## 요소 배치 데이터
━━━
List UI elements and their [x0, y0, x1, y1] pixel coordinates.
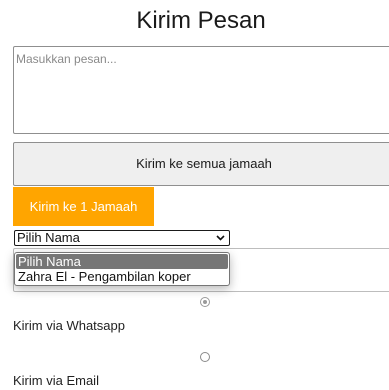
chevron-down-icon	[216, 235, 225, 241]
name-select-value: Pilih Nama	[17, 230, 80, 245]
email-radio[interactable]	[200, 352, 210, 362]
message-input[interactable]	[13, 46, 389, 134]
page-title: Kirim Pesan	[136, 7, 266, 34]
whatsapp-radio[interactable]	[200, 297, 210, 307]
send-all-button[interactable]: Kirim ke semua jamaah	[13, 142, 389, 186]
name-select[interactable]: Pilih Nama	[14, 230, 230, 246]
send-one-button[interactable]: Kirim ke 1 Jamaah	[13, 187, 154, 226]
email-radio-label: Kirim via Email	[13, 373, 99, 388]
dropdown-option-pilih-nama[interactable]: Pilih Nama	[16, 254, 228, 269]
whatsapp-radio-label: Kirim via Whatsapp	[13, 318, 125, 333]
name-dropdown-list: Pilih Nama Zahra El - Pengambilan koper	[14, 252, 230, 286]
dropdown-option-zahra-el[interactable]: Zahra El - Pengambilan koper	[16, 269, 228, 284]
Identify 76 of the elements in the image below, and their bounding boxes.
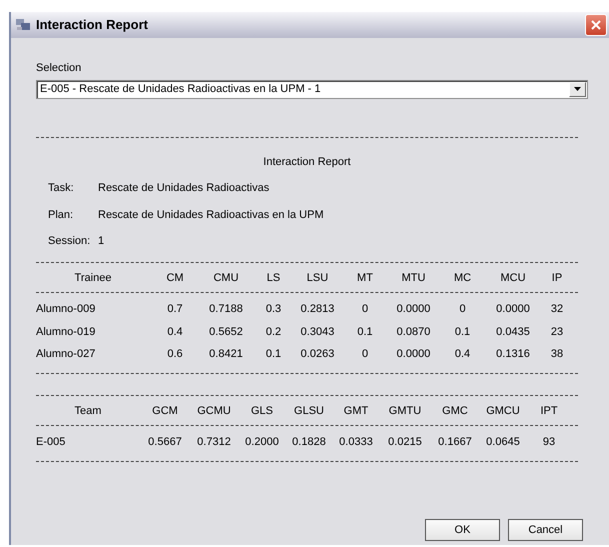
━━━
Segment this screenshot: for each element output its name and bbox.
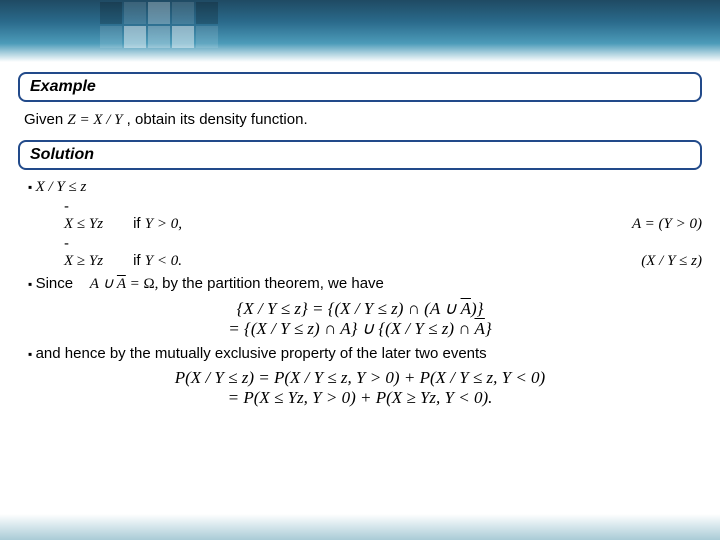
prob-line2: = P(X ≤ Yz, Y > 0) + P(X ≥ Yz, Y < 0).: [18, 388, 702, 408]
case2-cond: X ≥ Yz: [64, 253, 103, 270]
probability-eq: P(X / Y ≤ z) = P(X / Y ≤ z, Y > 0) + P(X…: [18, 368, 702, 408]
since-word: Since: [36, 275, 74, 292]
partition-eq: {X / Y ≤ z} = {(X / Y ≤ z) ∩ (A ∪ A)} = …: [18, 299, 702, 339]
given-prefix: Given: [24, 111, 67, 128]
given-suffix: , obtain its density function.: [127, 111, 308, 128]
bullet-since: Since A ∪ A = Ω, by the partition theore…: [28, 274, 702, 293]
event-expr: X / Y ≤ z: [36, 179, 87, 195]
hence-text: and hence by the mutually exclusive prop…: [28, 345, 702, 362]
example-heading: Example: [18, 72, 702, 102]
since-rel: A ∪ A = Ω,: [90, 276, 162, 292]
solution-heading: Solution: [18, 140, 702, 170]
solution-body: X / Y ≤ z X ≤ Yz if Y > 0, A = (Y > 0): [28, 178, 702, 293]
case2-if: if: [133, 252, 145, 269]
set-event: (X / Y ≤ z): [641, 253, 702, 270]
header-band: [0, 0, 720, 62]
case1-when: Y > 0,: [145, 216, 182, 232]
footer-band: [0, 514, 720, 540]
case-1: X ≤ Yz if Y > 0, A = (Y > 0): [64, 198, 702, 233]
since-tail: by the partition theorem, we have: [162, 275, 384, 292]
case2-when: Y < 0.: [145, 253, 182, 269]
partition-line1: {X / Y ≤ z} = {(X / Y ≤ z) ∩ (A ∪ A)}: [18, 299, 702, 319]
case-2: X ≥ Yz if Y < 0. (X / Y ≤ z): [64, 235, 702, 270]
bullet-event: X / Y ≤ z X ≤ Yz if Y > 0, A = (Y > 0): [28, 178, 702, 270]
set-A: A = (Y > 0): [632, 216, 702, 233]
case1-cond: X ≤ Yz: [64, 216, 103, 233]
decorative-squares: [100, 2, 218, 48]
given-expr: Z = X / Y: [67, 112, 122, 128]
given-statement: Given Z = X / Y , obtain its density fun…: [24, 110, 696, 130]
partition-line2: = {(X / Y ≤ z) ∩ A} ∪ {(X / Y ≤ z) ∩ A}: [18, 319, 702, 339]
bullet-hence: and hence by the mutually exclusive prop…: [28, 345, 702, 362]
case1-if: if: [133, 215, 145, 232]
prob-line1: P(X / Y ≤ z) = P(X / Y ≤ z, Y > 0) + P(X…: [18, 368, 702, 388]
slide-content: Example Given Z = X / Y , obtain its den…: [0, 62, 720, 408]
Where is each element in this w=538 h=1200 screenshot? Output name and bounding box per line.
━━━
"List UI elements" 문구가 있는 줄부터 "Identify 76 of" 문구가 있는 줄까지, 양 끝 줄을 포함해 그대로 다시 입력하세요. 그림은 답에 넣지 마세요.

## 연습 답안
List UI elements and their [x0, y0, x1, y1] pixel coordinates.
chevron-down-icon	[216, 235, 225, 241]
name-select-value: Pilih Nama	[17, 230, 80, 245]
email-radio[interactable]	[200, 352, 210, 362]
message-input[interactable]	[13, 46, 389, 134]
page-title: Kirim Pesan	[136, 7, 266, 34]
whatsapp-radio[interactable]	[200, 297, 210, 307]
send-all-button[interactable]: Kirim ke semua jamaah	[13, 142, 389, 186]
name-select[interactable]: Pilih Nama	[14, 230, 230, 246]
send-one-button[interactable]: Kirim ke 1 Jamaah	[13, 187, 154, 226]
email-radio-label: Kirim via Email	[13, 373, 99, 388]
dropdown-option-pilih-nama[interactable]: Pilih Nama	[16, 254, 228, 269]
whatsapp-radio-label: Kirim via Whatsapp	[13, 318, 125, 333]
name-dropdown-list: Pilih Nama Zahra El - Pengambilan koper	[14, 252, 230, 286]
dropdown-option-zahra-el[interactable]: Zahra El - Pengambilan koper	[16, 269, 228, 284]
Identify 76 of the elements in the image below, and their bounding boxes.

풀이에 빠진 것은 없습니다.